Give the data below again exactly as it stands. Omit the pictures.
[Start INFORMATION GIVEN]
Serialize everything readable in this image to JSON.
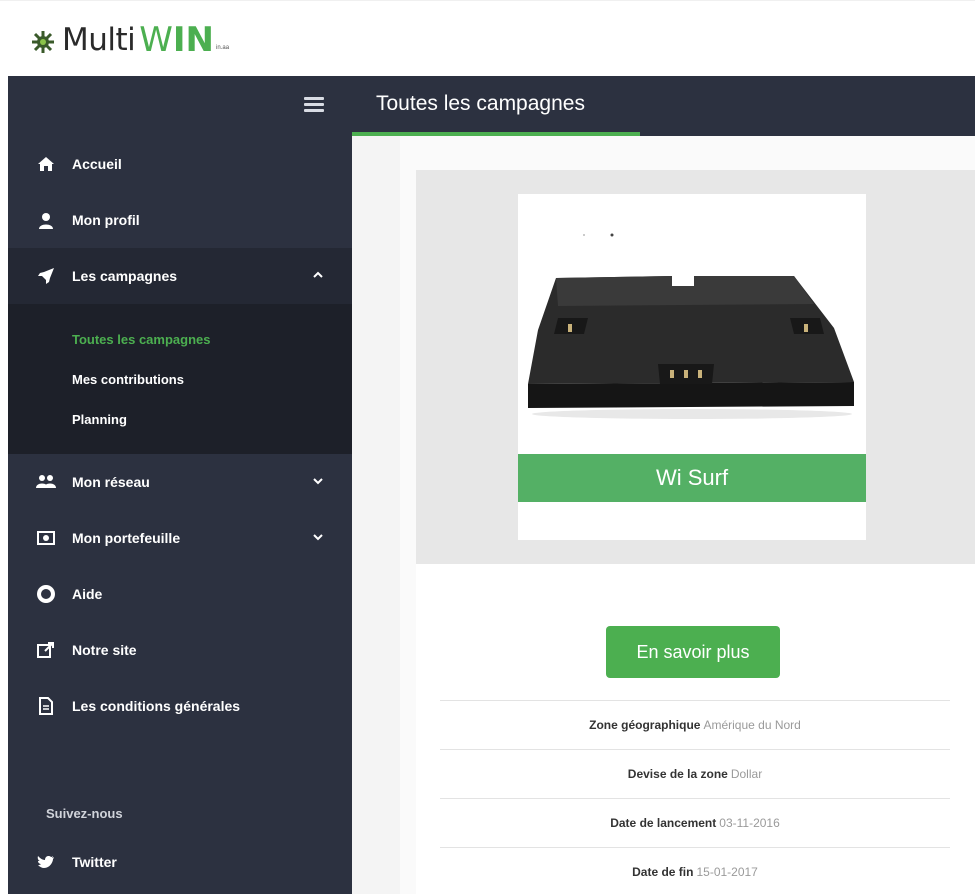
{
  "brand": {
    "logo_multi": "Multi",
    "logo_w": "W",
    "logo_in": "IN",
    "logo_sub": "in.aa",
    "accent": "#4caf50",
    "sidebar_bg": "#2c3140"
  },
  "header": {
    "title": "Toutes les campagnes"
  },
  "sidebar": {
    "items": [
      {
        "label": "Accueil",
        "icon": "home-icon"
      },
      {
        "label": "Mon profil",
        "icon": "user-icon"
      },
      {
        "label": "Les campagnes",
        "icon": "rocket-icon",
        "expanded": true
      },
      {
        "label": "Mon réseau",
        "icon": "group-icon"
      },
      {
        "label": "Mon portefeuille",
        "icon": "money-icon"
      },
      {
        "label": "Aide",
        "icon": "lifebuoy-icon"
      },
      {
        "label": "Notre site",
        "icon": "external-link-icon"
      },
      {
        "label": "Les conditions générales",
        "icon": "document-icon"
      }
    ],
    "submenu": [
      {
        "label": "Toutes les campagnes",
        "active": true
      },
      {
        "label": "Mes contributions"
      },
      {
        "label": "Planning"
      }
    ],
    "follow_label": "Suivez-nous",
    "social": [
      {
        "label": "Twitter",
        "icon": "twitter-icon"
      }
    ]
  },
  "campaign": {
    "name": "Wi Surf",
    "cta_label": "En savoir plus",
    "details": [
      {
        "key": "Zone géographique",
        "value": "Amérique du Nord"
      },
      {
        "key": "Devise de la zone",
        "value": "Dollar"
      },
      {
        "key": "Date de lancement",
        "value": "03-11-2016"
      },
      {
        "key": "Date de fin",
        "value": "15-01-2017"
      }
    ]
  }
}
[End INFORMATION GIVEN]
● **FINISHED EXERCISE**:
Serialize everything readable in this image to JSON.
{
  "brand": {
    "logo_multi": "Multi",
    "logo_w": "W",
    "logo_in": "IN",
    "logo_sub": "in.aa",
    "accent": "#4caf50",
    "sidebar_bg": "#2c3140"
  },
  "header": {
    "title": "Toutes les campagnes"
  },
  "sidebar": {
    "items": [
      {
        "label": "Accueil",
        "icon": "home-icon"
      },
      {
        "label": "Mon profil",
        "icon": "user-icon"
      },
      {
        "label": "Les campagnes",
        "icon": "rocket-icon",
        "expanded": true
      },
      {
        "label": "Mon réseau",
        "icon": "group-icon"
      },
      {
        "label": "Mon portefeuille",
        "icon": "money-icon"
      },
      {
        "label": "Aide",
        "icon": "lifebuoy-icon"
      },
      {
        "label": "Notre site",
        "icon": "external-link-icon"
      },
      {
        "label": "Les conditions générales",
        "icon": "document-icon"
      }
    ],
    "submenu": [
      {
        "label": "Toutes les campagnes",
        "active": true
      },
      {
        "label": "Mes contributions"
      },
      {
        "label": "Planning"
      }
    ],
    "follow_label": "Suivez-nous",
    "social": [
      {
        "label": "Twitter",
        "icon": "twitter-icon"
      }
    ]
  },
  "campaign": {
    "name": "Wi Surf",
    "cta_label": "En savoir plus",
    "details": [
      {
        "key": "Zone géographique",
        "value": "Amérique du Nord"
      },
      {
        "key": "Devise de la zone",
        "value": "Dollar"
      },
      {
        "key": "Date de lancement",
        "value": "03-11-2016"
      },
      {
        "key": "Date de fin",
        "value": "15-01-2017"
      }
    ]
  }
}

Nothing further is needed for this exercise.